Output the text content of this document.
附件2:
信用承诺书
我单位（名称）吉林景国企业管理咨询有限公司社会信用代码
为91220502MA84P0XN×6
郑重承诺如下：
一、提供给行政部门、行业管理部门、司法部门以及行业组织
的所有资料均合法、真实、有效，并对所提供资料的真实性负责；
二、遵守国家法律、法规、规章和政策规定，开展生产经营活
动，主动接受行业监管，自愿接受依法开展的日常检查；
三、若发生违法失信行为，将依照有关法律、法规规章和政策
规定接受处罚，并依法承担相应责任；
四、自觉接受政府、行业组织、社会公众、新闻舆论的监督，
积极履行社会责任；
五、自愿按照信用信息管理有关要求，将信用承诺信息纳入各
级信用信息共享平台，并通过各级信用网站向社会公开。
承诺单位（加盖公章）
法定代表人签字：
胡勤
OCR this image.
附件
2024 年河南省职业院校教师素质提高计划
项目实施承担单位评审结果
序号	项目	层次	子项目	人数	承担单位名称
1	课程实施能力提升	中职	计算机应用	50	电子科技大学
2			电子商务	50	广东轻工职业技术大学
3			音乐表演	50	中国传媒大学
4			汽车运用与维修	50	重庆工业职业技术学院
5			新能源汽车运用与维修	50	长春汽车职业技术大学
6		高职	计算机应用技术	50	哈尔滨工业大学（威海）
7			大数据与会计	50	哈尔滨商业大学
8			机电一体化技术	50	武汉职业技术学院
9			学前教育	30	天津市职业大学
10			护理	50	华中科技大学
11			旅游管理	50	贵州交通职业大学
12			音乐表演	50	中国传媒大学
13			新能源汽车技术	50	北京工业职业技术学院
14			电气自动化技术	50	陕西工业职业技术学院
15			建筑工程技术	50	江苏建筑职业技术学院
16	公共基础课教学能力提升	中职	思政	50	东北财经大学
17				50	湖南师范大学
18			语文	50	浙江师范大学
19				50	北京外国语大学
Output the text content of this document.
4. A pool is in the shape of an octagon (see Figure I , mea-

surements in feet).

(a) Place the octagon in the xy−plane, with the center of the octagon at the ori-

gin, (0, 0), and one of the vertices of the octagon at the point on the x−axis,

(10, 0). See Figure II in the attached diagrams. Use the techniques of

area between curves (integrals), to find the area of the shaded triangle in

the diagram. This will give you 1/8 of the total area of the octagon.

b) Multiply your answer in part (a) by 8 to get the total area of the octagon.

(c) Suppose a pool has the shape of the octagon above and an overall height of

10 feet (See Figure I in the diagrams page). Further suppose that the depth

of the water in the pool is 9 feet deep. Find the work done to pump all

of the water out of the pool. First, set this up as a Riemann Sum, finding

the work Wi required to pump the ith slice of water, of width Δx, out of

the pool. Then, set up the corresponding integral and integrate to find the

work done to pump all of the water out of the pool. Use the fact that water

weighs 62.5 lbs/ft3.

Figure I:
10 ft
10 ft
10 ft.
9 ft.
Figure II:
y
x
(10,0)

· · · · · · ·

Beginning with the line that contains "OCR this image.", repeat every line through the end of the records and nothing more.

OCR this image.
附件
2024 年河南省职业院校教师素质提高计划
项目实施承担单位评审结果
序号	项目	层次	子项目	人数	承担单位名称
1	课程实施能力提升	中职	计算机应用	50	电子科技大学
2			电子商务	50	广东轻工职业技术大学
3			音乐表演	50	中国传媒大学
4			汽车运用与维修	50	重庆工业职业技术学院
5			新能源汽车运用与维修	50	长春汽车职业技术大学
6		高职	计算机应用技术	50	哈尔滨工业大学（威海）
7			大数据与会计	50	哈尔滨商业大学
8			机电一体化技术	50	武汉职业技术学院
9			学前教育	30	天津市职业大学
10			护理	50	华中科技大学
11			旅游管理	50	贵州交通职业大学
12			音乐表演	50	中国传媒大学
13			新能源汽车技术	50	北京工业职业技术学院
14			电气自动化技术	50	陕西工业职业技术学院
15			建筑工程技术	50	江苏建筑职业技术学院
16	公共基础课教学能力提升	中职	思政	50	东北财经大学
17				50	湖南师范大学
18			语文	50	浙江师范大学
19				50	北京外国语大学
Output the text content of this document.
4. A pool is in the shape of an octagon (see Figure I , mea-

surements in feet).

(a) Place the octagon in the xy−plane, with the center of the octagon at the ori-

gin, (0, 0), and one of the vertices of the octagon at the point on the x−axis,

(10, 0). See Figure II in the attached diagrams. Use the techniques of

area between curves (integrals), to find the area of the shaded triangle in

the diagram. This will give you 1/8 of the total area of the octagon.

b) Multiply your answer in part (a) by 8 to get the total area of the octagon.

(c) Suppose a pool has the shape of the octagon above and an overall height of

10 feet (See Figure I in the diagrams page). Further suppose that the depth

of the water in the pool is 9 feet deep. Find the work done to pump all

of the water out of the pool. First, set this up as a Riemann Sum, finding

the work Wi required to pump the ith slice of water, of width Δx, out of

the pool. Then, set up the corresponding integral and integrate to find the

work done to pump all of the water out of the pool. Use the fact that water

weighs 62.5 lbs/ft3.

Figure I:
10 ft
10 ft
10 ft.
9 ft.
Figure II:
y
x
(10,0)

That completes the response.